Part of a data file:
--

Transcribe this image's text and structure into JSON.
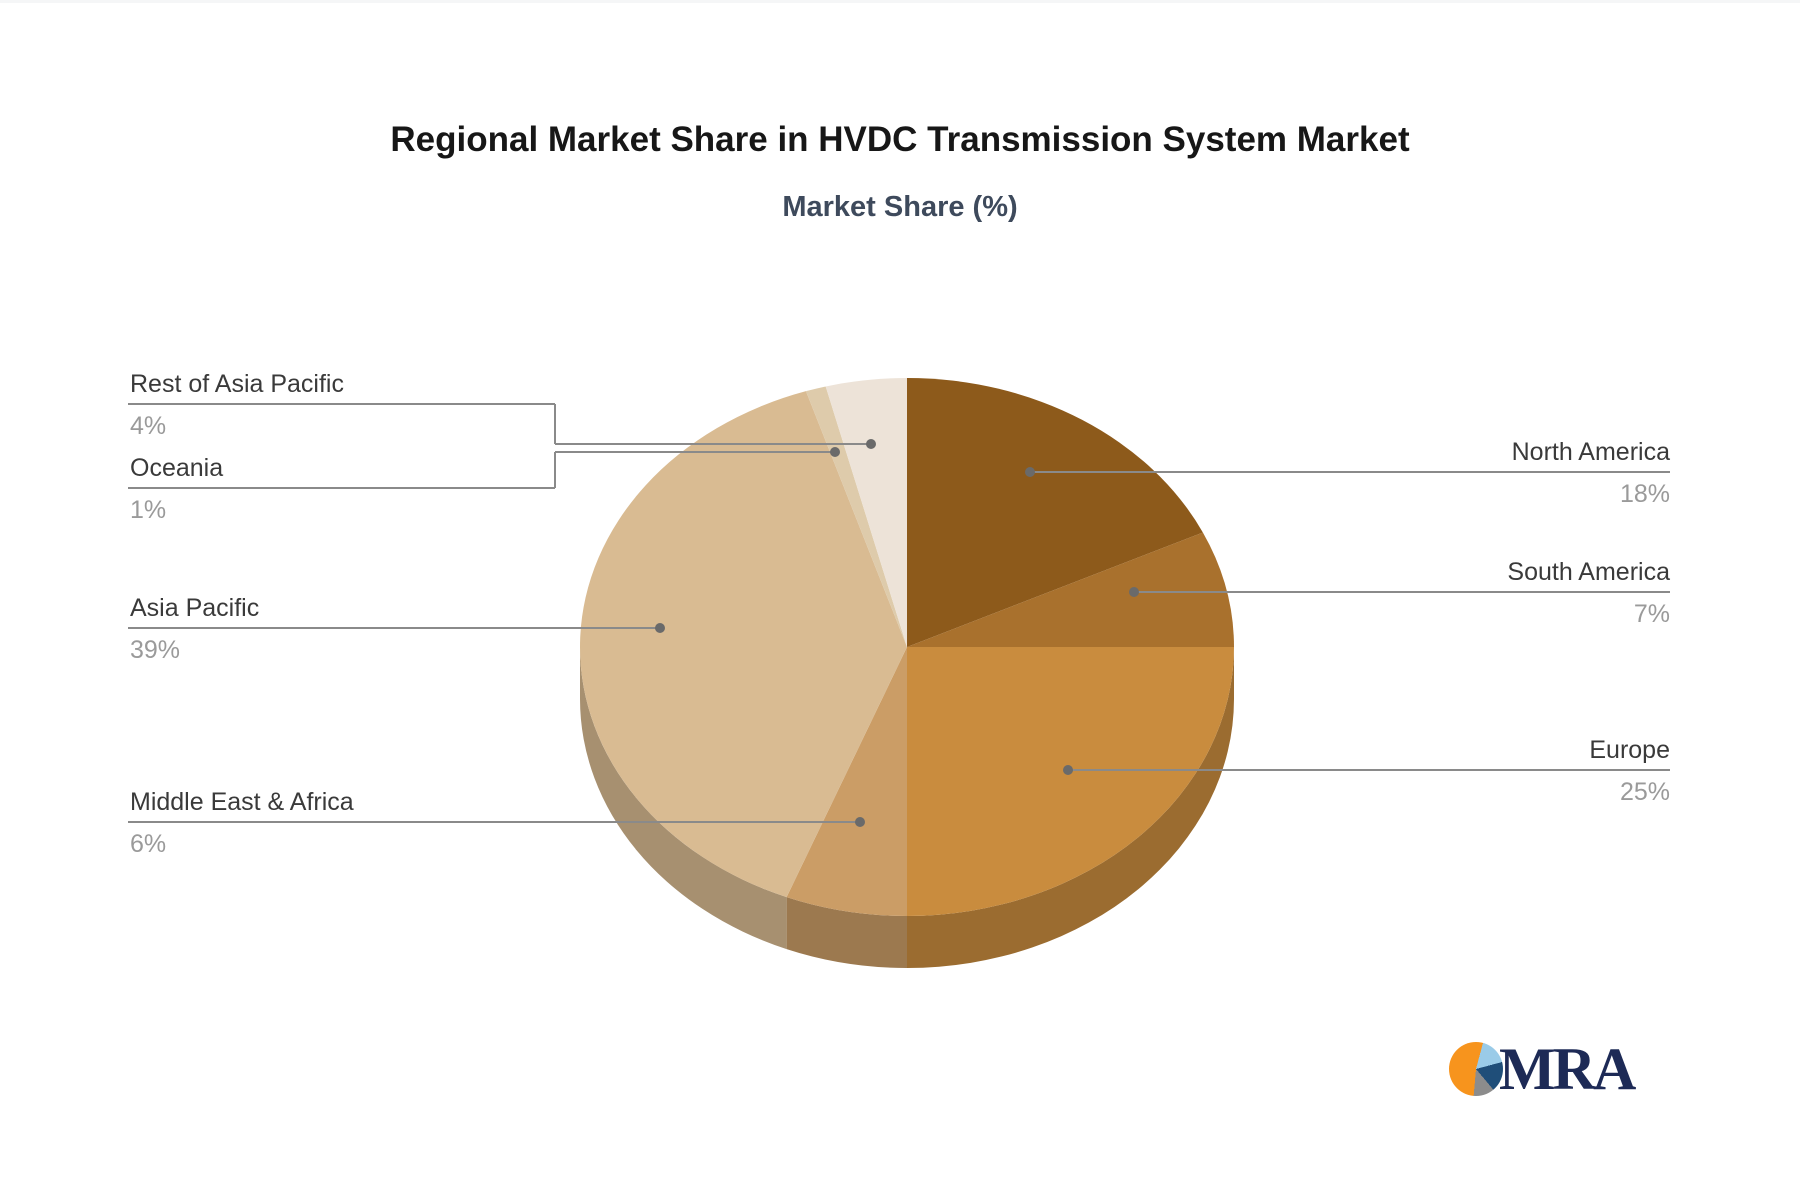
{
  "chart_data": {
    "type": "pie",
    "title": "Regional Market Share in HVDC Transmission System Market",
    "subtitle": "Market Share (%)",
    "unit": "%",
    "style": "3d",
    "clockwise_from_top": true,
    "legend_position": "callout-labels",
    "slices": [
      {
        "label": "North America",
        "value": 18,
        "display": "18%",
        "color": "#8D5A1B"
      },
      {
        "label": "South America",
        "value": 7,
        "display": "7%",
        "color": "#A9712D"
      },
      {
        "label": "Europe",
        "value": 25,
        "display": "25%",
        "color": "#C98C3E"
      },
      {
        "label": "Middle East & Africa",
        "value": 6,
        "display": "6%",
        "color": "#CB9D66"
      },
      {
        "label": "Asia Pacific",
        "value": 39,
        "display": "39%",
        "color": "#D9BB92"
      },
      {
        "label": "Oceania",
        "value": 1,
        "display": "1%",
        "color": "#DECBAB"
      },
      {
        "label": "Rest of Asia Pacific",
        "value": 4,
        "display": "4%",
        "color": "#EDE3D8"
      }
    ],
    "callout_line_color": "#8a8a8a",
    "callout_dot_color": "#6a6a6a",
    "label_color": "#3a3a3a",
    "percent_color": "#9a9a9a"
  },
  "logo": {
    "text": "MRA",
    "text_color": "#1D2A56",
    "icon_colors": {
      "light_blue": "#9ACBE8",
      "navy": "#1F4E79",
      "gray": "#8C8C8C",
      "orange": "#F7941D"
    }
  }
}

--

## Problem to solve:
Leave out the pictures and copy everything else in the records word for word.

## In response:
Transcribe this image's text and structure into JSON.
{
  "chart_data": {
    "type": "pie",
    "title": "Regional Market Share in HVDC Transmission System Market",
    "subtitle": "Market Share (%)",
    "unit": "%",
    "style": "3d",
    "clockwise_from_top": true,
    "legend_position": "callout-labels",
    "slices": [
      {
        "label": "North America",
        "value": 18,
        "display": "18%",
        "color": "#8D5A1B"
      },
      {
        "label": "South America",
        "value": 7,
        "display": "7%",
        "color": "#A9712D"
      },
      {
        "label": "Europe",
        "value": 25,
        "display": "25%",
        "color": "#C98C3E"
      },
      {
        "label": "Middle East & Africa",
        "value": 6,
        "display": "6%",
        "color": "#CB9D66"
      },
      {
        "label": "Asia Pacific",
        "value": 39,
        "display": "39%",
        "color": "#D9BB92"
      },
      {
        "label": "Oceania",
        "value": 1,
        "display": "1%",
        "color": "#DECBAB"
      },
      {
        "label": "Rest of Asia Pacific",
        "value": 4,
        "display": "4%",
        "color": "#EDE3D8"
      }
    ],
    "callout_line_color": "#8a8a8a",
    "callout_dot_color": "#6a6a6a",
    "label_color": "#3a3a3a",
    "percent_color": "#9a9a9a"
  },
  "logo": {
    "text": "MRA",
    "text_color": "#1D2A56",
    "icon_colors": {
      "light_blue": "#9ACBE8",
      "navy": "#1F4E79",
      "gray": "#8C8C8C",
      "orange": "#F7941D"
    }
  }
}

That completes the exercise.